**Instructions to follow**:
Show every line in the records below that contains the word "JSON".

**Data records**:
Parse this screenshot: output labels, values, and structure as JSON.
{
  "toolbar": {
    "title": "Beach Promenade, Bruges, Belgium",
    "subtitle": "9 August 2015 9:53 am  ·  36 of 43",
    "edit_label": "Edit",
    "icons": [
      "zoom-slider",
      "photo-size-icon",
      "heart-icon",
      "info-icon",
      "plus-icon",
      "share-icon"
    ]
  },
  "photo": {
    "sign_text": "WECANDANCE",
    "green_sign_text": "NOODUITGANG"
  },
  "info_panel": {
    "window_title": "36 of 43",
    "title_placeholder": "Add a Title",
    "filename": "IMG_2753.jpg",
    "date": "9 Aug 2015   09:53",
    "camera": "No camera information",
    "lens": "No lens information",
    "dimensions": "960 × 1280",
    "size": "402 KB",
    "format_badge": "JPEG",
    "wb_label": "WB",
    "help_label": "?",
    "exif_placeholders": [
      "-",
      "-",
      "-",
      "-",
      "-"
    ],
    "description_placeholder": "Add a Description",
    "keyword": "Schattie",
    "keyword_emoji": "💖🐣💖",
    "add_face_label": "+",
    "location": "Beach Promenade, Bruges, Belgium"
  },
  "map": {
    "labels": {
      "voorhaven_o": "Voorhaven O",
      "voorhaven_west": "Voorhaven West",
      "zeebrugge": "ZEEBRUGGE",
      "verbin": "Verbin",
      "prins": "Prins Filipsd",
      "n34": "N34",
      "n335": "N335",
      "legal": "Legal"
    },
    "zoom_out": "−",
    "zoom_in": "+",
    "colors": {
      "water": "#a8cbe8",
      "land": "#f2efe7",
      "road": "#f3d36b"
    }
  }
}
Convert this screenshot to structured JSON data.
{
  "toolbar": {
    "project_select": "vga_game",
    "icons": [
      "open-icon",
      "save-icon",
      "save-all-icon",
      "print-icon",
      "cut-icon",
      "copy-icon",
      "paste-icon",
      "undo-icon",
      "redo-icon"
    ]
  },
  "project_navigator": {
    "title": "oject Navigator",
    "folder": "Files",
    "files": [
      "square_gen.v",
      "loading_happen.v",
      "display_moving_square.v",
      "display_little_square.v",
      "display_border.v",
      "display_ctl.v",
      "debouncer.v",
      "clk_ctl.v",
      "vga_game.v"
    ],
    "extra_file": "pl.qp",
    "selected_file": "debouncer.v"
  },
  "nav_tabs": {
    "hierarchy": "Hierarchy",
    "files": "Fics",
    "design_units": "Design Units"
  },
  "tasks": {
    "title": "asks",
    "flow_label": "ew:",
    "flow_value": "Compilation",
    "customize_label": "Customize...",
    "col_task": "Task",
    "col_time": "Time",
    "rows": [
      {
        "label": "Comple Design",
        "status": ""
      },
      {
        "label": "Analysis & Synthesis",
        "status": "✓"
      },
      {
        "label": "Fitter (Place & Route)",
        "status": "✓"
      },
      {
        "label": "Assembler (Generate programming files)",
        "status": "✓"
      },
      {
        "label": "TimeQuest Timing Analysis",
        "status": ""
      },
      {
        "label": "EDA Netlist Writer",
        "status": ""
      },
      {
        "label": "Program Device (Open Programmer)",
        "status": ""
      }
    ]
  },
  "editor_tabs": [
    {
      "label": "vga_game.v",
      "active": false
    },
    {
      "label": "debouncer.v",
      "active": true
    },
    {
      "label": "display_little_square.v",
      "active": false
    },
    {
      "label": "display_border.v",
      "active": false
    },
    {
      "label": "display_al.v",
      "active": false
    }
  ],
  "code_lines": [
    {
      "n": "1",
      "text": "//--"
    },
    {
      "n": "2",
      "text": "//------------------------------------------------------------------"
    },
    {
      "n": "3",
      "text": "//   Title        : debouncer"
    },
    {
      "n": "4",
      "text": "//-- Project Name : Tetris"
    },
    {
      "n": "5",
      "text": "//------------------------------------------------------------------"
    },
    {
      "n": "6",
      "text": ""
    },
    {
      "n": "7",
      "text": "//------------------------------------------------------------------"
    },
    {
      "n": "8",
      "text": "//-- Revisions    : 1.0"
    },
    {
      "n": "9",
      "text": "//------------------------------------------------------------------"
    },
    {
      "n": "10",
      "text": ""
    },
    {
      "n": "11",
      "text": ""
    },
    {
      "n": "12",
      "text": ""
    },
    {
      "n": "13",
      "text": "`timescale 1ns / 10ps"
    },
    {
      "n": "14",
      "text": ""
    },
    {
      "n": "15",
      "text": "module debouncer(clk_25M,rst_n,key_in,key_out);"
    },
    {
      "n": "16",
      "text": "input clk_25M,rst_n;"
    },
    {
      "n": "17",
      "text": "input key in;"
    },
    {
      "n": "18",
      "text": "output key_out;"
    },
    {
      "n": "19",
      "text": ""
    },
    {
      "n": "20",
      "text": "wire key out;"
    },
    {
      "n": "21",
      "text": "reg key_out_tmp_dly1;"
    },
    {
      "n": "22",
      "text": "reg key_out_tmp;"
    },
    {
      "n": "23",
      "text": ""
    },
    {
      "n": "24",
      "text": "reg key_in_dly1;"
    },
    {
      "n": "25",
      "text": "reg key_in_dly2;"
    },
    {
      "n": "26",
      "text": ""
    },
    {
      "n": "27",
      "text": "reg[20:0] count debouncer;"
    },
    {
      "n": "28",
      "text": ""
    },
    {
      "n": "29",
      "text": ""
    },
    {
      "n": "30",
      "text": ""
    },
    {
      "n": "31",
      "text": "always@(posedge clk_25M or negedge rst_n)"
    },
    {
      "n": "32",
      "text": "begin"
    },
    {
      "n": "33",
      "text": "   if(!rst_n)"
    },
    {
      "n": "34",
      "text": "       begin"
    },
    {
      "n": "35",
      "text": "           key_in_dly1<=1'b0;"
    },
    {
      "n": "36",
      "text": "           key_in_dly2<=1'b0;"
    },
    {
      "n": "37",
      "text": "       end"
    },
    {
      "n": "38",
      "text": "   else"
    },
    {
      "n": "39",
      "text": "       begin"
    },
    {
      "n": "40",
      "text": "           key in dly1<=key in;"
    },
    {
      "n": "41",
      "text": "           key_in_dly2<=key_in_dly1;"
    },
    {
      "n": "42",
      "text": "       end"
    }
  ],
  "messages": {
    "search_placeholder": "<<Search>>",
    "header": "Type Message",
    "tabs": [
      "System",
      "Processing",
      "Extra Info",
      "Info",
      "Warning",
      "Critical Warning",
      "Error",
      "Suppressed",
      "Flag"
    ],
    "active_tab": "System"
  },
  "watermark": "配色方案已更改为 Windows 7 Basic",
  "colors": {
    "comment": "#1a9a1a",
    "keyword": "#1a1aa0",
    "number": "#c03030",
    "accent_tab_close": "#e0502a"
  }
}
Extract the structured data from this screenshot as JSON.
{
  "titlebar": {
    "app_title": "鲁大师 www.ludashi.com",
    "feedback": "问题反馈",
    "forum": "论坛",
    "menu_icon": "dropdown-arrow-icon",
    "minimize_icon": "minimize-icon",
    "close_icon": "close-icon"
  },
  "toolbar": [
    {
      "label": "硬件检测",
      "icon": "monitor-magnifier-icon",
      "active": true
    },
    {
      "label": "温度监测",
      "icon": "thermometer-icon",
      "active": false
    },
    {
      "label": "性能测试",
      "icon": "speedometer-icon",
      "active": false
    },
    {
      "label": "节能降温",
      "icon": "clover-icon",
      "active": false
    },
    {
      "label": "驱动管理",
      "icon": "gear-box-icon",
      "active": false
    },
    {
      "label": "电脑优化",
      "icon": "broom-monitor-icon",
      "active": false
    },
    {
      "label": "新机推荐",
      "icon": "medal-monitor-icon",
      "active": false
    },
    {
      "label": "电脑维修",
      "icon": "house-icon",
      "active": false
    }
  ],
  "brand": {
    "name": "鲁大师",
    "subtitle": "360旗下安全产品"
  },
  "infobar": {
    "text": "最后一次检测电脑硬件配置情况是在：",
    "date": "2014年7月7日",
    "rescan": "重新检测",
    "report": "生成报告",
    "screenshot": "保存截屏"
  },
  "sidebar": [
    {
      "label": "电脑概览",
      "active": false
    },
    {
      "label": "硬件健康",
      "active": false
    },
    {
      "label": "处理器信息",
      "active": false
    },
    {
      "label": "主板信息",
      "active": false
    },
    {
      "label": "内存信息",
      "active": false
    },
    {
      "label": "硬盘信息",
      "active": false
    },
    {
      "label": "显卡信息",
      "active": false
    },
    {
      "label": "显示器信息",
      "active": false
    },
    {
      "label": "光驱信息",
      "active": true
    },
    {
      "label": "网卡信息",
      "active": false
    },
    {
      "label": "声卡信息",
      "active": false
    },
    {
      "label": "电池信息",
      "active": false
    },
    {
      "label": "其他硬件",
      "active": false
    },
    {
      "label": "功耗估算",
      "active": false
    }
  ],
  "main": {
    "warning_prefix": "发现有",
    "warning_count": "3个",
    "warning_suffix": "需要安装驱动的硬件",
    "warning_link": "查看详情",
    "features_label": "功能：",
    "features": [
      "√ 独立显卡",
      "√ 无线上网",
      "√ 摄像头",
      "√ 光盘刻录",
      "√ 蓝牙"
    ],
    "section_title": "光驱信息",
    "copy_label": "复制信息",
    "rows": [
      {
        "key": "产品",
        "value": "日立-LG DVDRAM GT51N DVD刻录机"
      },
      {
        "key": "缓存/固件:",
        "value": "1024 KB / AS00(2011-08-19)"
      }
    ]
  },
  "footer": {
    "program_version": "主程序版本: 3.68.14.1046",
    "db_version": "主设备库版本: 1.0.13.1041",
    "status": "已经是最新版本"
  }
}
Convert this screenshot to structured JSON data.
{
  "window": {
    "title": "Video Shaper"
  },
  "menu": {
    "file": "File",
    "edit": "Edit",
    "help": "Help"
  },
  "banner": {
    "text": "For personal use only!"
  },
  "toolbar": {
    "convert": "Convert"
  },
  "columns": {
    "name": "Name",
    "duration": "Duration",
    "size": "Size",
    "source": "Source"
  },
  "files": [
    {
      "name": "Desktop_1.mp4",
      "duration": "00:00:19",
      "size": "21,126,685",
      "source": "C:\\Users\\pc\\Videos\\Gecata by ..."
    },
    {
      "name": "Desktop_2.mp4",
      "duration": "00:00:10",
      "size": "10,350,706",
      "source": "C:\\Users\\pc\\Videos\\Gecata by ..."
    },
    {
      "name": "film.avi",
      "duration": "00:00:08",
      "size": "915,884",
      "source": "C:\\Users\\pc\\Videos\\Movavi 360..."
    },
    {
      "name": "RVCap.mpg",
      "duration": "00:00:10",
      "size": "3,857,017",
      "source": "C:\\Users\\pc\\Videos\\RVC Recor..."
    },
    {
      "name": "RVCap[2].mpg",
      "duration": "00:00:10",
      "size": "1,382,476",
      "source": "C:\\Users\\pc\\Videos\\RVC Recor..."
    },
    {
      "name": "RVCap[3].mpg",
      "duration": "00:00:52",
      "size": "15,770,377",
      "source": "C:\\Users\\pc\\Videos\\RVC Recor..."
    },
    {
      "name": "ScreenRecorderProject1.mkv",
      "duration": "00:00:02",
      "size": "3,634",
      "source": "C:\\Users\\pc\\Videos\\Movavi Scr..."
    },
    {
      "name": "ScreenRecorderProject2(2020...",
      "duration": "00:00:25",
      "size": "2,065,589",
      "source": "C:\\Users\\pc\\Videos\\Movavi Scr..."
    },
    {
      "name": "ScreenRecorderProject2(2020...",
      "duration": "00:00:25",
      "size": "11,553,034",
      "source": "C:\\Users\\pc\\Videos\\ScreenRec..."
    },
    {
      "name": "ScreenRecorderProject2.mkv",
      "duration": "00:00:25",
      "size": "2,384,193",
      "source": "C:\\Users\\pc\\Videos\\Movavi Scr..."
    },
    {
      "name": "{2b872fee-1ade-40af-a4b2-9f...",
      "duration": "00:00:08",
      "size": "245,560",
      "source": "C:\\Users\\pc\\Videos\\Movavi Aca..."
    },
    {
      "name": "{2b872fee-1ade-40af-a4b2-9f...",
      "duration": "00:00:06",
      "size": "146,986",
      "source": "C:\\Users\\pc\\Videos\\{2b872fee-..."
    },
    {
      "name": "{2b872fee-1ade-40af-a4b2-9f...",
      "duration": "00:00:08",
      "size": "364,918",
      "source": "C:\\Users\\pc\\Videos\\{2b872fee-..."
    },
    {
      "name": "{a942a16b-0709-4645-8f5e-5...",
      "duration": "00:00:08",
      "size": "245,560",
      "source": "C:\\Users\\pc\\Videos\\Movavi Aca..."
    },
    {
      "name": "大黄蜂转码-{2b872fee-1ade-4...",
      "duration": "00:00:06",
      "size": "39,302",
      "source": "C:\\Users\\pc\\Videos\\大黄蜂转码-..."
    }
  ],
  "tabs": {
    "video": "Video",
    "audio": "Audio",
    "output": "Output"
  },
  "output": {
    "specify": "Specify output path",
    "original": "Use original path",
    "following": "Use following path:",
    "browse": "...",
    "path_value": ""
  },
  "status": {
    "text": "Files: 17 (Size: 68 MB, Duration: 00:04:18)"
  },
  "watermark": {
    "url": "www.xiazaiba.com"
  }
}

**Answer to the problem**:
Parse this screenshot: output labels, values, and structure as JSON.
Convert this screenshot to structured JSON data.
Extract the structured data from this screenshot as JSON.
Convert this screenshot to structured JSON data.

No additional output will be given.